- REQUIREMENTS -
Please retype every line of the entries below without any change, leaving out the pictures.
====
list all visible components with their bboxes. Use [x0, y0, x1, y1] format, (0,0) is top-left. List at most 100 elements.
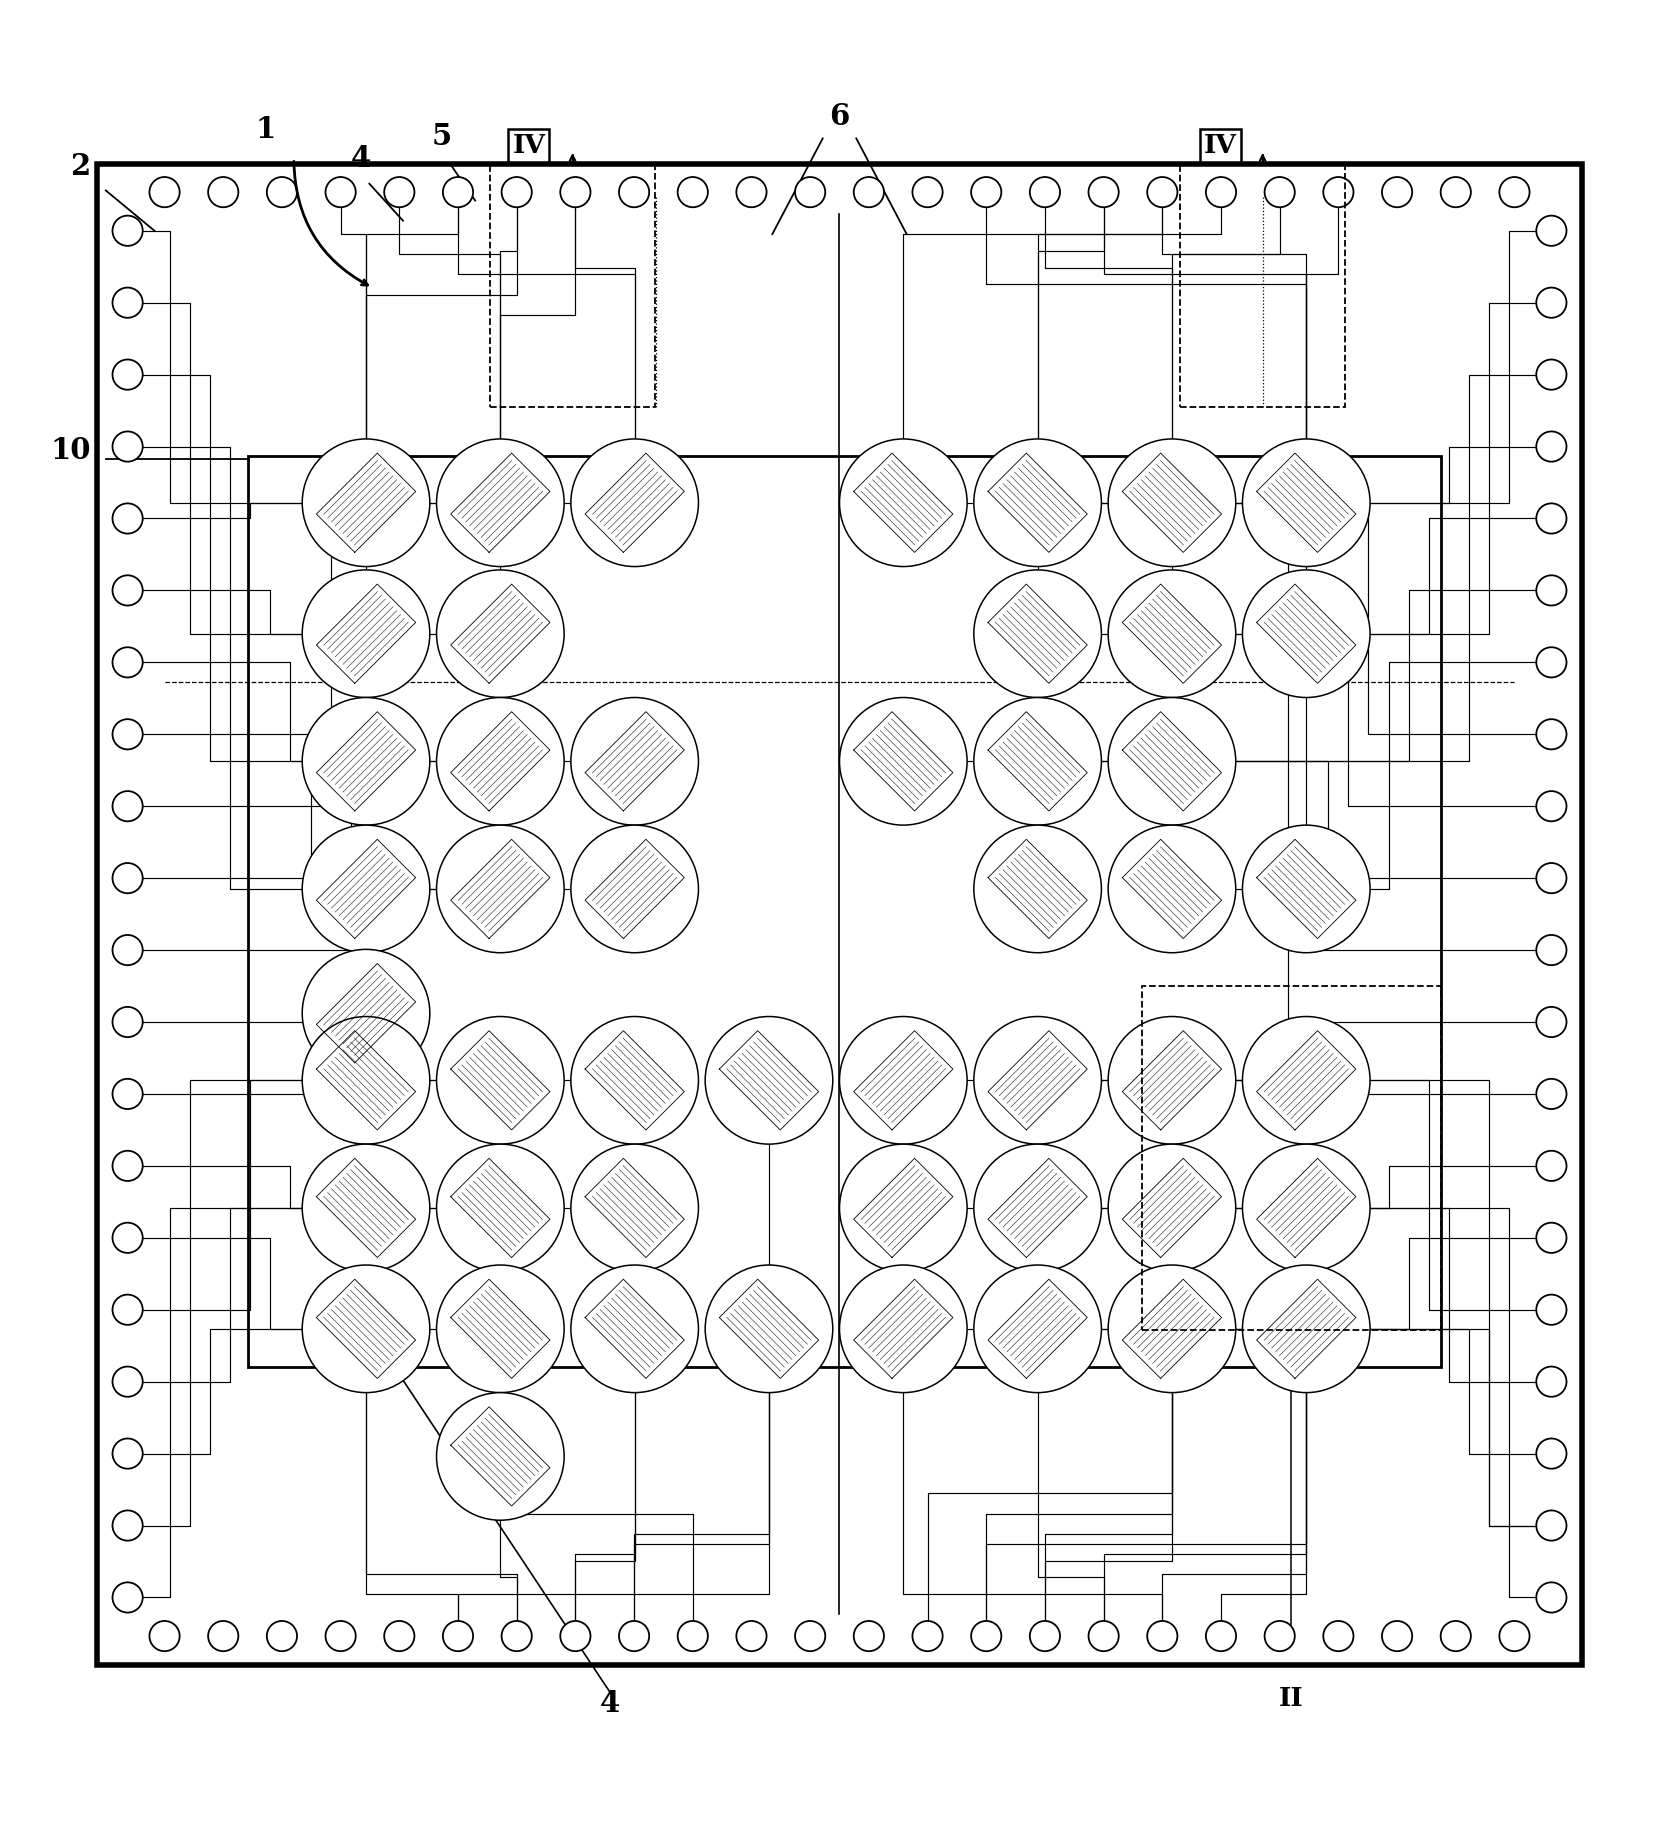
Circle shape: [437, 439, 564, 566]
Circle shape: [1088, 177, 1118, 207]
Circle shape: [1206, 1622, 1236, 1651]
Text: IV: IV: [1204, 133, 1237, 157]
Circle shape: [502, 1622, 532, 1651]
Circle shape: [1536, 216, 1567, 245]
Circle shape: [853, 1622, 883, 1651]
Circle shape: [1108, 1266, 1236, 1393]
Circle shape: [1382, 177, 1412, 207]
Circle shape: [1264, 1622, 1295, 1651]
Circle shape: [437, 1266, 564, 1393]
Circle shape: [1441, 177, 1471, 207]
Circle shape: [974, 1017, 1101, 1144]
Text: IV: IV: [512, 133, 546, 157]
Circle shape: [1242, 825, 1370, 952]
Circle shape: [112, 504, 143, 533]
Circle shape: [912, 1622, 942, 1651]
Circle shape: [302, 950, 430, 1077]
Circle shape: [208, 177, 238, 207]
Circle shape: [840, 1017, 967, 1144]
Text: II: II: [1279, 1686, 1303, 1710]
Circle shape: [1108, 570, 1236, 697]
Circle shape: [1088, 1622, 1118, 1651]
Circle shape: [437, 1393, 564, 1520]
Circle shape: [1323, 1622, 1353, 1651]
Circle shape: [571, 1144, 698, 1271]
Circle shape: [112, 1295, 143, 1325]
Text: 4: 4: [599, 1688, 620, 1718]
Circle shape: [840, 697, 967, 825]
Circle shape: [302, 439, 430, 566]
Circle shape: [1147, 1622, 1177, 1651]
Circle shape: [840, 439, 967, 566]
Circle shape: [678, 177, 709, 207]
Circle shape: [112, 1079, 143, 1109]
Circle shape: [1536, 1511, 1567, 1541]
Bar: [1180, 164, 1345, 408]
Circle shape: [620, 177, 650, 207]
Circle shape: [970, 177, 1001, 207]
Circle shape: [1536, 1223, 1567, 1253]
Text: 4: 4: [351, 144, 371, 173]
Circle shape: [1029, 1622, 1059, 1651]
Circle shape: [1323, 177, 1353, 207]
Circle shape: [1242, 439, 1370, 566]
Circle shape: [840, 1144, 967, 1271]
Circle shape: [112, 1439, 143, 1469]
Text: 5: 5: [432, 122, 452, 151]
Circle shape: [1382, 1622, 1412, 1651]
Circle shape: [974, 439, 1101, 566]
Circle shape: [974, 1144, 1101, 1271]
Circle shape: [1536, 1295, 1567, 1325]
Circle shape: [267, 177, 297, 207]
Circle shape: [1242, 1266, 1370, 1393]
Circle shape: [437, 825, 564, 952]
Circle shape: [302, 570, 430, 697]
Bar: [97, 164, 1582, 1664]
Circle shape: [1029, 177, 1059, 207]
Circle shape: [112, 1151, 143, 1181]
Circle shape: [796, 177, 826, 207]
Circle shape: [571, 825, 698, 952]
Circle shape: [561, 1622, 591, 1651]
Circle shape: [112, 576, 143, 605]
Circle shape: [1242, 570, 1370, 697]
Circle shape: [302, 1266, 430, 1393]
Bar: [248, 456, 1441, 1367]
Circle shape: [1108, 1017, 1236, 1144]
Circle shape: [1536, 504, 1567, 533]
Circle shape: [571, 1266, 698, 1393]
Circle shape: [1242, 1017, 1370, 1144]
Circle shape: [112, 288, 143, 317]
Circle shape: [737, 177, 767, 207]
Text: 10: 10: [50, 435, 91, 465]
Circle shape: [571, 697, 698, 825]
Circle shape: [970, 1622, 1001, 1651]
Circle shape: [1536, 1583, 1567, 1613]
Circle shape: [267, 1622, 297, 1651]
Circle shape: [853, 177, 883, 207]
Circle shape: [437, 1144, 564, 1271]
Circle shape: [974, 1266, 1101, 1393]
Circle shape: [1147, 177, 1177, 207]
Circle shape: [1441, 1622, 1471, 1651]
Circle shape: [1536, 288, 1567, 317]
Circle shape: [112, 648, 143, 677]
Circle shape: [796, 1622, 826, 1651]
Circle shape: [1536, 792, 1567, 821]
Circle shape: [705, 1017, 833, 1144]
Circle shape: [1536, 863, 1567, 893]
Circle shape: [1206, 177, 1236, 207]
Circle shape: [974, 570, 1101, 697]
Circle shape: [571, 439, 698, 566]
Circle shape: [561, 177, 591, 207]
Circle shape: [1536, 1007, 1567, 1037]
Circle shape: [1536, 1367, 1567, 1397]
Circle shape: [1536, 576, 1567, 605]
Circle shape: [571, 1017, 698, 1144]
Circle shape: [678, 1622, 709, 1651]
Circle shape: [1264, 177, 1295, 207]
Circle shape: [1536, 1151, 1567, 1181]
Circle shape: [1536, 935, 1567, 965]
Circle shape: [112, 935, 143, 965]
Circle shape: [302, 697, 430, 825]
====
- SOLVED EXERCISE -
list all visible components with their bboxes. Use [x0, y0, x1, y1] format, (0,0) is top-left. List at most 100 elements.
Circle shape: [437, 439, 564, 566]
Circle shape: [1088, 177, 1118, 207]
Circle shape: [1206, 1622, 1236, 1651]
Text: IV: IV: [1204, 133, 1237, 157]
Circle shape: [502, 1622, 532, 1651]
Circle shape: [1536, 216, 1567, 245]
Circle shape: [853, 1622, 883, 1651]
Circle shape: [1108, 1266, 1236, 1393]
Circle shape: [1382, 177, 1412, 207]
Circle shape: [1264, 1622, 1295, 1651]
Circle shape: [437, 1266, 564, 1393]
Circle shape: [1441, 177, 1471, 207]
Circle shape: [974, 1017, 1101, 1144]
Text: IV: IV: [512, 133, 546, 157]
Circle shape: [1242, 825, 1370, 952]
Circle shape: [112, 504, 143, 533]
Circle shape: [912, 1622, 942, 1651]
Circle shape: [302, 950, 430, 1077]
Circle shape: [208, 177, 238, 207]
Circle shape: [840, 1017, 967, 1144]
Text: II: II: [1279, 1686, 1303, 1710]
Circle shape: [1108, 570, 1236, 697]
Circle shape: [1088, 1622, 1118, 1651]
Circle shape: [437, 1393, 564, 1520]
Circle shape: [1323, 1622, 1353, 1651]
Circle shape: [571, 1144, 698, 1271]
Circle shape: [112, 1295, 143, 1325]
Text: 4: 4: [599, 1688, 620, 1718]
Circle shape: [840, 697, 967, 825]
Circle shape: [302, 439, 430, 566]
Circle shape: [1147, 1622, 1177, 1651]
Circle shape: [840, 439, 967, 566]
Circle shape: [678, 177, 709, 207]
Circle shape: [112, 1079, 143, 1109]
Circle shape: [1536, 1511, 1567, 1541]
Bar: [1180, 164, 1345, 408]
Circle shape: [620, 177, 650, 207]
Circle shape: [970, 177, 1001, 207]
Circle shape: [1536, 1223, 1567, 1253]
Text: 4: 4: [351, 144, 371, 173]
Circle shape: [1029, 1622, 1059, 1651]
Circle shape: [1323, 177, 1353, 207]
Circle shape: [1242, 439, 1370, 566]
Circle shape: [840, 1144, 967, 1271]
Circle shape: [112, 1439, 143, 1469]
Text: 5: 5: [432, 122, 452, 151]
Circle shape: [1382, 1622, 1412, 1651]
Circle shape: [974, 439, 1101, 566]
Circle shape: [974, 1144, 1101, 1271]
Circle shape: [1536, 1295, 1567, 1325]
Circle shape: [267, 177, 297, 207]
Circle shape: [1242, 1266, 1370, 1393]
Circle shape: [437, 825, 564, 952]
Circle shape: [302, 570, 430, 697]
Bar: [97, 164, 1582, 1664]
Circle shape: [1029, 177, 1059, 207]
Circle shape: [112, 1151, 143, 1181]
Circle shape: [796, 177, 826, 207]
Circle shape: [571, 825, 698, 952]
Circle shape: [561, 1622, 591, 1651]
Circle shape: [112, 576, 143, 605]
Circle shape: [1242, 570, 1370, 697]
Circle shape: [302, 1266, 430, 1393]
Bar: [248, 456, 1441, 1367]
Circle shape: [1108, 1017, 1236, 1144]
Circle shape: [1536, 504, 1567, 533]
Circle shape: [571, 1266, 698, 1393]
Circle shape: [1242, 1017, 1370, 1144]
Circle shape: [112, 288, 143, 317]
Circle shape: [737, 177, 767, 207]
Text: 10: 10: [50, 435, 91, 465]
Circle shape: [571, 697, 698, 825]
Circle shape: [970, 1622, 1001, 1651]
Circle shape: [1536, 1583, 1567, 1613]
Circle shape: [267, 1622, 297, 1651]
Circle shape: [853, 177, 883, 207]
Circle shape: [437, 1144, 564, 1271]
Circle shape: [974, 1266, 1101, 1393]
Circle shape: [1147, 177, 1177, 207]
Circle shape: [1441, 1622, 1471, 1651]
Circle shape: [1536, 288, 1567, 317]
Circle shape: [112, 648, 143, 677]
Circle shape: [796, 1622, 826, 1651]
Circle shape: [1536, 792, 1567, 821]
Circle shape: [705, 1017, 833, 1144]
Circle shape: [1536, 863, 1567, 893]
Circle shape: [1206, 177, 1236, 207]
Circle shape: [974, 570, 1101, 697]
Circle shape: [571, 439, 698, 566]
Circle shape: [561, 177, 591, 207]
Circle shape: [1536, 1007, 1567, 1037]
Circle shape: [1536, 1367, 1567, 1397]
Circle shape: [1536, 576, 1567, 605]
Circle shape: [571, 1017, 698, 1144]
Circle shape: [678, 1622, 709, 1651]
Circle shape: [1264, 177, 1295, 207]
Circle shape: [1536, 1151, 1567, 1181]
Circle shape: [1536, 935, 1567, 965]
Circle shape: [112, 935, 143, 965]
Circle shape: [302, 697, 430, 825]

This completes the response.